--- Instructions for the task ---
Give only a count of the lines that include the string "силу".

--- Supplied information ---
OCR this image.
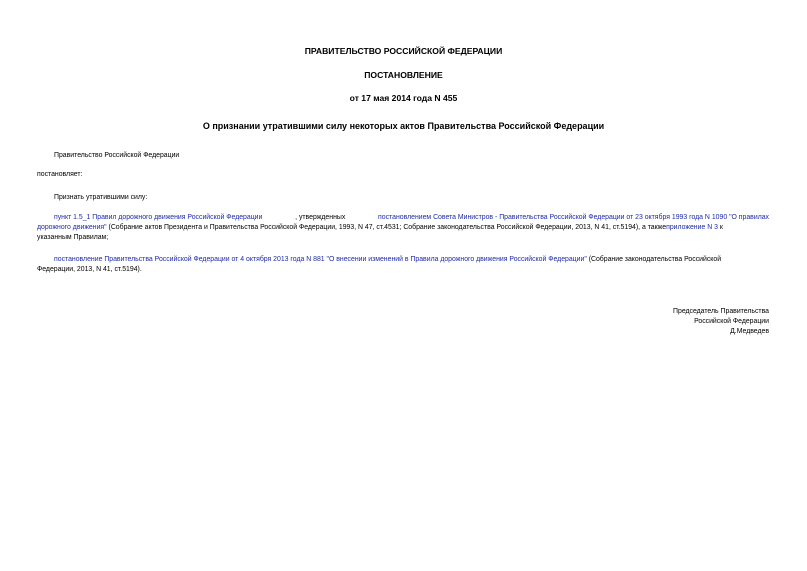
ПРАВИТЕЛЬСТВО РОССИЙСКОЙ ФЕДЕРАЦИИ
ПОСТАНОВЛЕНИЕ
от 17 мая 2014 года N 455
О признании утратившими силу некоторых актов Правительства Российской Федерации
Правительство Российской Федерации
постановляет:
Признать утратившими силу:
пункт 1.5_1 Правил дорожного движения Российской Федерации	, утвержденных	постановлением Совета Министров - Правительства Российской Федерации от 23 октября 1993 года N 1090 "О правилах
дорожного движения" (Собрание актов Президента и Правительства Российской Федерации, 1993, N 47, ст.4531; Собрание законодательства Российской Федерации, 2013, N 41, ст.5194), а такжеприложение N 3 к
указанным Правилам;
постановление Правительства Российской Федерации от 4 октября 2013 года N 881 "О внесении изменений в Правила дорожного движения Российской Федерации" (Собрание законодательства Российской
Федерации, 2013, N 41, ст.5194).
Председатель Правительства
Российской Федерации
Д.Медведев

--- Expected output ---
2